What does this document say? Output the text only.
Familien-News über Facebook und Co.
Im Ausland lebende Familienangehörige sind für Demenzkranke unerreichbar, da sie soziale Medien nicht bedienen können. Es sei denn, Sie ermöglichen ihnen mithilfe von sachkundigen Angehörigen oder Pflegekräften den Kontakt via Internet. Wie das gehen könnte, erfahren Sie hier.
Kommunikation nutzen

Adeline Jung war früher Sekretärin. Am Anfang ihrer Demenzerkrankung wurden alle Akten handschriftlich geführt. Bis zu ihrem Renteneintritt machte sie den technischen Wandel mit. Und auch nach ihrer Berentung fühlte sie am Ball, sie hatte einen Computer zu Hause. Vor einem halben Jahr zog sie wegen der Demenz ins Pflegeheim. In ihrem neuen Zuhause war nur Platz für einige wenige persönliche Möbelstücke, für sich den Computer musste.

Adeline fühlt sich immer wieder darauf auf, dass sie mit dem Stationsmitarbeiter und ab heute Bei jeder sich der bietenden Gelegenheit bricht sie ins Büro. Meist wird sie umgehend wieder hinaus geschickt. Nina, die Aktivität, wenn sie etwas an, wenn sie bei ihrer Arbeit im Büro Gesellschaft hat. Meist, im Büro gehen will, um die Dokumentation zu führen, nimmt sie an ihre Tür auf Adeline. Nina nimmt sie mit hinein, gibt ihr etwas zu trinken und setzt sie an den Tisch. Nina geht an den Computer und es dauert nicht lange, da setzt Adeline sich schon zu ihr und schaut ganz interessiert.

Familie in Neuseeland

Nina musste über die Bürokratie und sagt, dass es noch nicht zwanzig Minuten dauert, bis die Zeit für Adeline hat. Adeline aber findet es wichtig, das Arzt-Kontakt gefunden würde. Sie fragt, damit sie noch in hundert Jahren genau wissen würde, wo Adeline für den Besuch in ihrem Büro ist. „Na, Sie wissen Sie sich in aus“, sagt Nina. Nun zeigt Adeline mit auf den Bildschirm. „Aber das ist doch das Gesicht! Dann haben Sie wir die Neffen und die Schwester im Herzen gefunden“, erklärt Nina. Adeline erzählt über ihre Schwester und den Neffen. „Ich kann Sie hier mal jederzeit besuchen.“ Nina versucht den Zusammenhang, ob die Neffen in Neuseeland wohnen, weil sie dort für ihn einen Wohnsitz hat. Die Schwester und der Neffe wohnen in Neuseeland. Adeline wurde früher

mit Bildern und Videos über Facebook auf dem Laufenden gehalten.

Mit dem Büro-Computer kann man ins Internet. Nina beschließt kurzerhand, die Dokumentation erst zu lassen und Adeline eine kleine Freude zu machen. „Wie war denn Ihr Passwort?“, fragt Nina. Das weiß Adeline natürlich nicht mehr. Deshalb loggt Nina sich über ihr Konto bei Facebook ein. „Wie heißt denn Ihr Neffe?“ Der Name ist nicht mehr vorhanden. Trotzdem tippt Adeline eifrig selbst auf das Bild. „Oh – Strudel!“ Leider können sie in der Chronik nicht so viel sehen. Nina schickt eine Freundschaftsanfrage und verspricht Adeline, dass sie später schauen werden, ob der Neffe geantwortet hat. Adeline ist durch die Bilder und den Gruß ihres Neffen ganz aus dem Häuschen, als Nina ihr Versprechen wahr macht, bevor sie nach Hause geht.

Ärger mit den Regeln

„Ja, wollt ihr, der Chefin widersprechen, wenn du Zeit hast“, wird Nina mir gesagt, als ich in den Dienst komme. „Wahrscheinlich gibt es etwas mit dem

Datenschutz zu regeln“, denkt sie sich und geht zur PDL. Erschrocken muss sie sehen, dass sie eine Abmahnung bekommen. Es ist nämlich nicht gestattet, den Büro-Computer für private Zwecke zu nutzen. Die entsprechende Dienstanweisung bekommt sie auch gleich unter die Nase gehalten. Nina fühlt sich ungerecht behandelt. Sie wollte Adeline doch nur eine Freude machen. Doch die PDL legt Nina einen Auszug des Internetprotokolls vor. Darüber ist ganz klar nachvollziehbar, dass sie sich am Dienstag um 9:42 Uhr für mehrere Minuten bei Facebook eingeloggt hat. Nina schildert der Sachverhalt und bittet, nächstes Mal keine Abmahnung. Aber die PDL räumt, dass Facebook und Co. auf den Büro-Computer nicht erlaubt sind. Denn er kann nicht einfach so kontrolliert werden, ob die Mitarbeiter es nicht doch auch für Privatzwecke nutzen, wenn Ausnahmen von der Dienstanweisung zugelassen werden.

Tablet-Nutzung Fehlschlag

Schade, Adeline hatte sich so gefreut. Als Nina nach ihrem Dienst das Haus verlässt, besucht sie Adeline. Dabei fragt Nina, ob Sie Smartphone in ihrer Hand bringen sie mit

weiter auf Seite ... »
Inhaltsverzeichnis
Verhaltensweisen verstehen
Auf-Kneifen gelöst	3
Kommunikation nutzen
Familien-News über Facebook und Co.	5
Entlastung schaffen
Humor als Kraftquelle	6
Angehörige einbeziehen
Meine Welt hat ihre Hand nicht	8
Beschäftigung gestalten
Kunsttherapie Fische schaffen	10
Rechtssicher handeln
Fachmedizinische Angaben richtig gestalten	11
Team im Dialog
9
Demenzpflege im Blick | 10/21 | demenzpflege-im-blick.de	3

▬▬▬

[Written instruction]
Pull out every line of the records that includes the string "gestalten".

[Answer to this problem]
Beschäftigung gestalten
Fachmedizinische Angaben richtig gestalten	11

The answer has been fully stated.